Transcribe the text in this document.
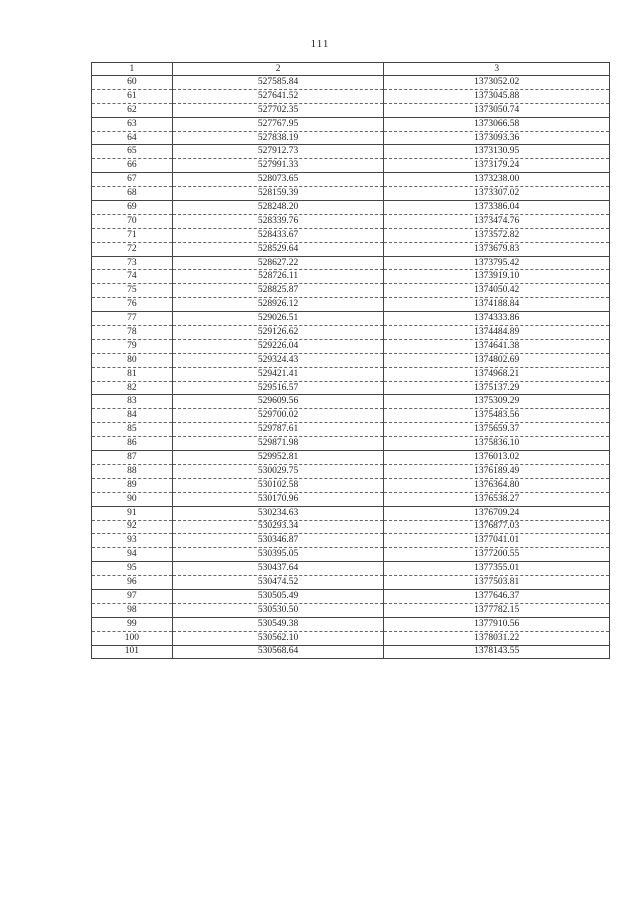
111
1	2	3
60	527585.84	1373052.02
61	527641.52	1373045.88
62	527702.35	1373050.74
63	527767.95	1373066.58
64	527838.19	1373093.36
65	527912.73	1373130.95
66	527991.33	1373179.24
67	528073.65	1373238.00
68	528159.39	1373307.02
69	528248.20	1373386.04
70	528339.76	1373474.76
71	528433.67	1373572.82
72	528529.64	1373679.83
73	528627.22	1373795.42
74	528726.11	1373919.10
75	528825.87	1374050.42
76	528926.12	1374188.84
77	529026.51	1374333.86
78	529126.62	1374484.89
79	529226.04	1374641.38
80	529324.43	1374802.69
81	529421.41	1374968.21
82	529516.57	1375137.29
83	529609.56	1375309.29
84	529700.02	1375483.56
85	529787.61	1375659.37
86	529871.98	1375836.10
87	529952.81	1376013.02
88	530029.75	1376189.49
89	530102.58	1376364.80
90	530170.96	1376538.27
91	530234.63	1376709.24
92	530293.34	1376877.03
93	530346.87	1377041.01
94	530395.05	1377200.55
95	530437.64	1377355.01
96	530474.52	1377503.81
97	530505.49	1377646.37
98	530530.50	1377782.15
99	530549.38	1377910.56
100	530562.10	1378031.22
101	530568.64	1378143.55
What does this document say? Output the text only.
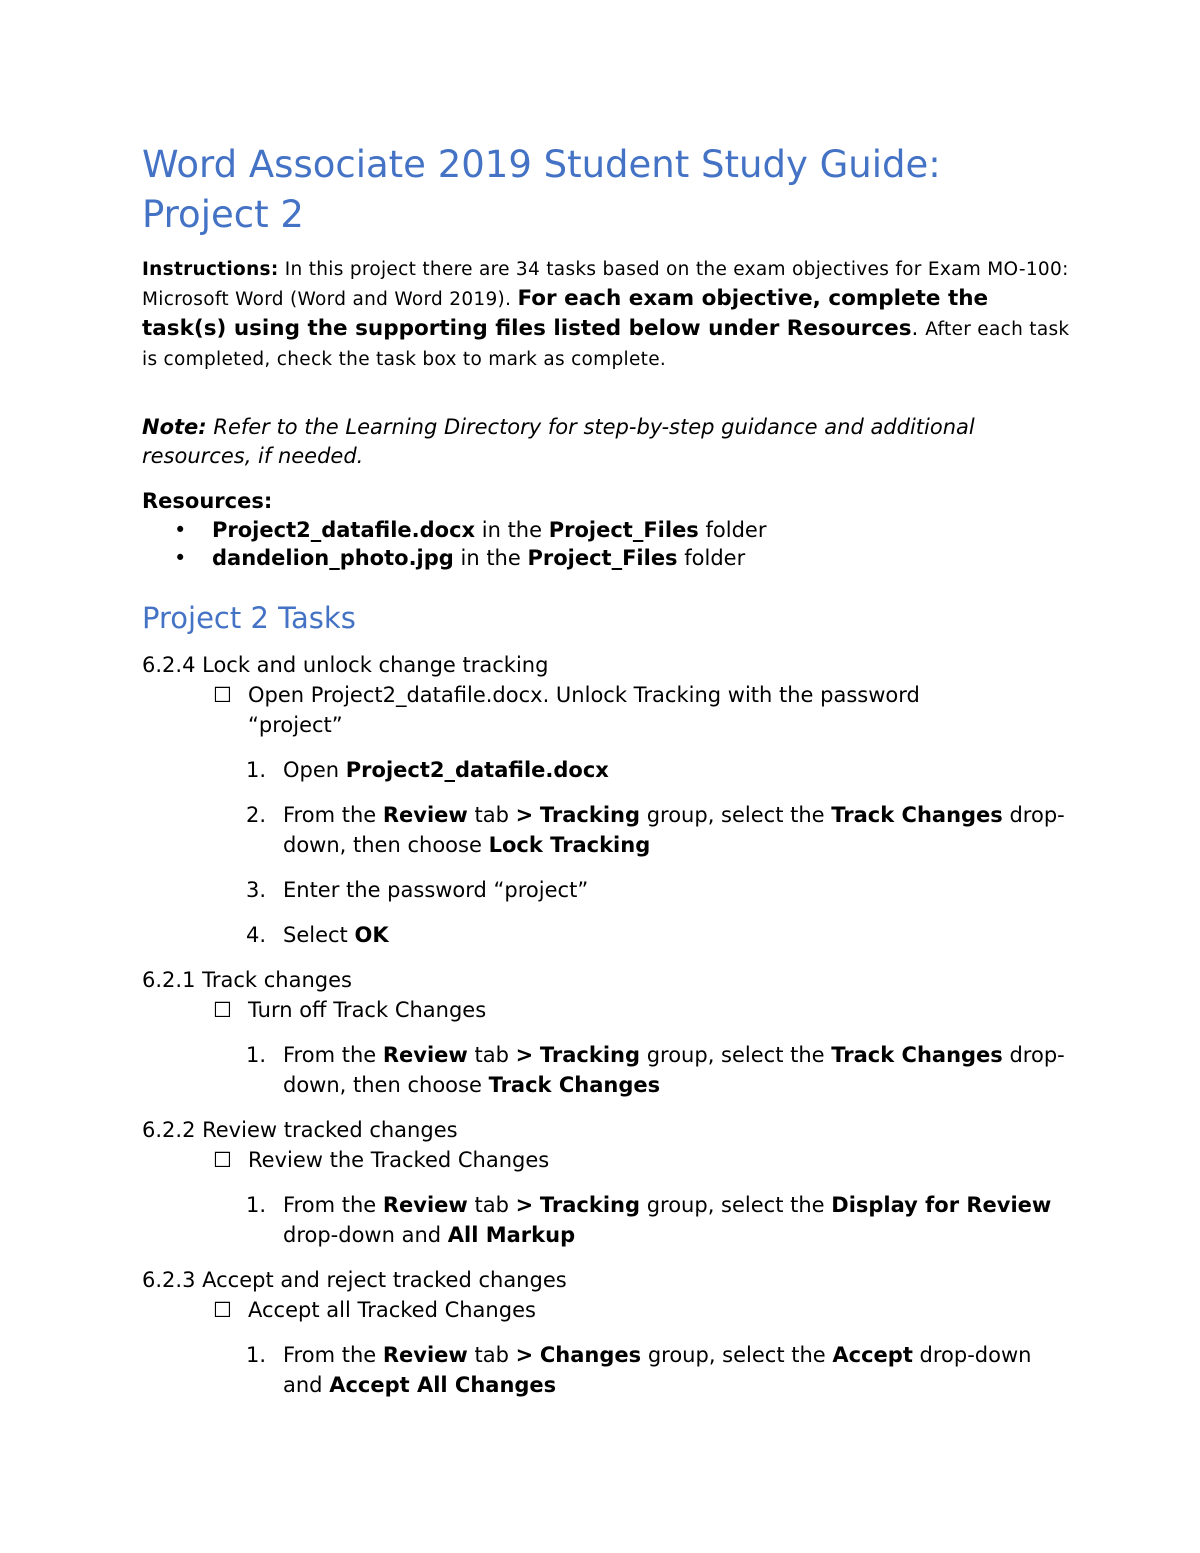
Word Associate 2019 Student Study Guide:
Project 2

Instructions: In this project there are 34 tasks based on the exam objectives for Exam MO-100: Microsoft Word (Word and Word 2019). For each exam objective, complete the task(s) using the supporting files listed below under Resources. After each task is completed, check the task box to mark as complete.

Note: Refer to the Learning Directory for step-by-step guidance and additional resources, if needed.

Resources:

• Project2_datafile.docx in the Project_Files folder
• dandelion_photo.jpg in the Project_Files folder
Project 2 Tasks

6.2.4 Lock and unlock change tracking

☐ Open Project2_datafile.docx. Unlock Tracking with the password
“project”

1. Open Project2_datafile.docx

2. From the Review tab > Tracking group, select the Track Changes drop-down, then choose Lock Tracking

3. Enter the password “project”

4. Select OK

6.2.1 Track changes

☐ Turn off Track Changes

1. From the Review tab > Tracking group, select the Track Changes drop-down, then choose Track Changes

6.2.2 Review tracked changes

☐ Review the Tracked Changes

1. From the Review tab > Tracking group, select the Display for Review drop-down and All Markup

6.2.3 Accept and reject tracked changes

☐ Accept all Tracked Changes

1. From the Review tab > Changes group, select the Accept drop-down and Accept All Changes
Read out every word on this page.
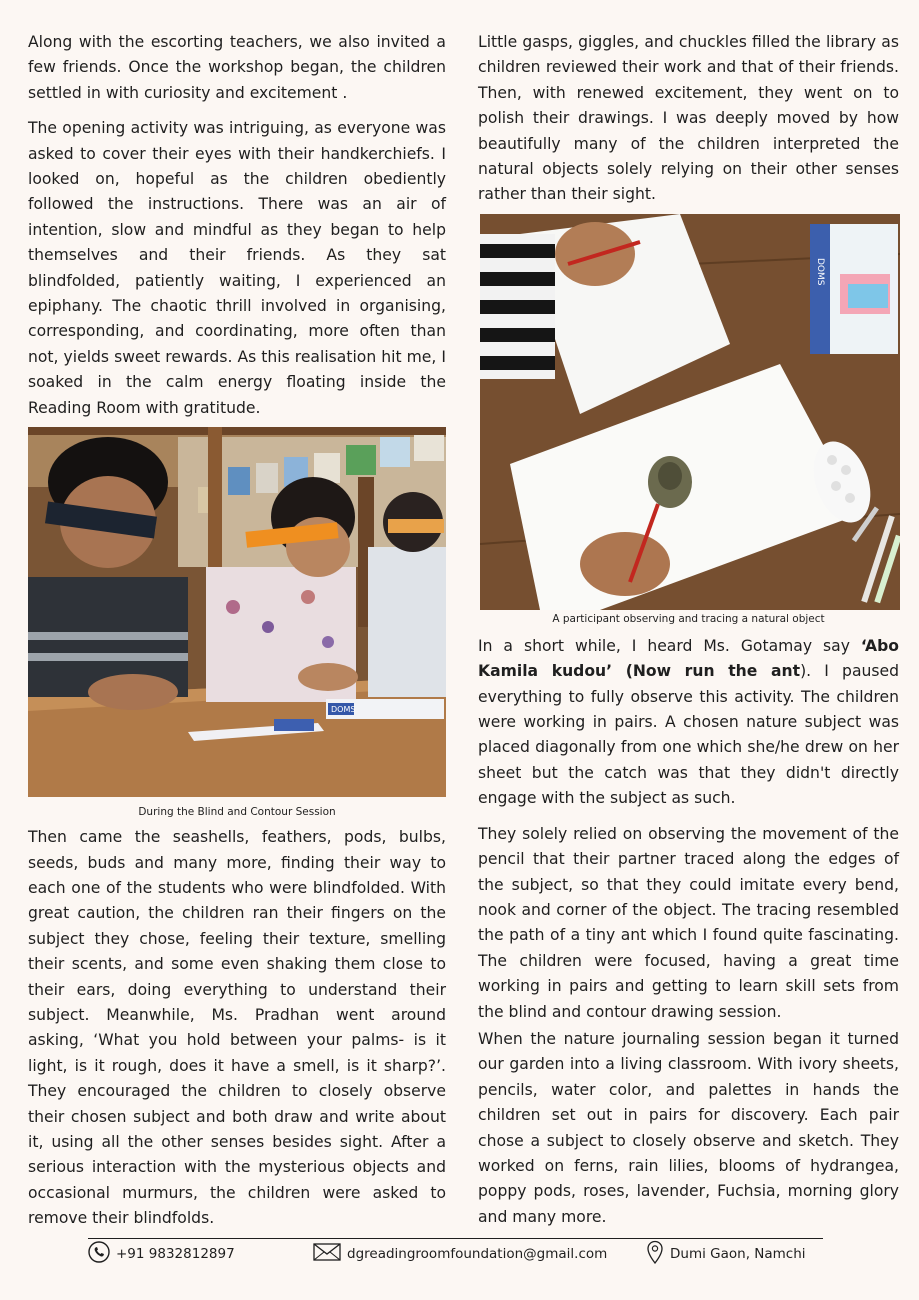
Along with the escorting teachers, we also invited a few friends. Once the workshop began, the children settled in with curiosity and excitement .

The opening activity was intriguing, as everyone was asked to cover their eyes with their handkerchiefs. I looked on, hopeful as the children obediently followed the instructions. There was an air of intention, slow and mindful as they began to help themselves and their friends. As they sat blindfolded, patiently waiting, I experienced an epiphany. The chaotic thrill involved in organising, corresponding, and coordinating, more often than not, yields sweet rewards. As this realisation hit me, I soaked in the calm energy floating inside the Reading Room with gratitude.

DOMS
During the Blind and Contour Session

Then came the seashells, feathers, pods, bulbs, seeds, buds and many more, finding their way to each one of the students who were blindfolded. With great caution, the children ran their fingers on the subject they chose, feeling their texture, smelling their scents, and some even shaking them close to their ears, doing everything to understand their subject. Meanwhile, Ms. Pradhan went around asking, ‘What you hold between your palms- is it light, is it rough, does it have a smell, is it sharp?’. They encouraged the children to closely observe their chosen subject and both draw and write about it, using all the other senses besides sight. After a serious interaction with the mysterious objects and occasional murmurs, the children were asked to remove their blindfolds.

Little gasps, giggles, and chuckles filled the library as children reviewed their work and that of their friends. Then, with renewed excitement, they went on to polish their drawings. I was deeply moved by how beautifully many of the children interpreted the natural objects solely relying on their other senses rather than their sight.

DOMS
A participant observing and tracing a natural object

In a short while, I heard Ms. Gotamay say ‘Abo Kamila kudou’ (Now run the ant). I paused everything to fully observe this activity. The children were working in pairs. A chosen nature subject was placed diagonally from one which she/he drew on her sheet but the catch was that they didn't directly engage with the subject as such.

They solely relied on observing the movement of the pencil that their partner traced along the edges of the subject, so that they could imitate every bend, nook and corner of the object. The tracing resembled the path of a tiny ant which I found quite fascinating. The children were focused, having a great time working in pairs and getting to learn skill sets from the blind and contour drawing session.

When the nature journaling session began it turned our garden into a living classroom. With ivory sheets, pencils, water color, and palettes in hands the children set out in pairs for discovery. Each pair chose a subject to closely observe and sketch. They worked on ferns, rain lilies, blooms of hydrangea, poppy pods, roses, lavender, Fuchsia, morning glory and many more.

+91 9832812897	dgreadingroomfoundation@gmail.com	Dumi Gaon, Namchi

#####

**Given exercise**
Where a line holds the string "pairs", copy that line.

**Expected answer**
In a short while, I heard Ms. Gotamay say ‘Abo Kamila kudou’ (Now run the ant). I paused everything to fully observe this activity. The children were working in pairs. A chosen nature subject was placed diagonally from one which she/he drew on her sheet but the catch was that they didn't directly engage with the subject as such.
They solely relied on observing the movement of the pencil that their partner traced along the edges of the subject, so that they could imitate every bend, nook and corner of the object. The tracing resembled the path of a tiny ant which I found quite fascinating. The children were focused, having a great time working in pairs and getting to learn skill sets from the blind and contour drawing session.
When the nature journaling session began it turned our garden into a living classroom. With ivory sheets, pencils, water color, and palettes in hands the children set out in pairs for discovery. Each pair chose a subject to closely observe and sketch. They worked on ferns, rain lilies, blooms of hydrangea, poppy pods, roses, lavender, Fuchsia, morning glory and many more.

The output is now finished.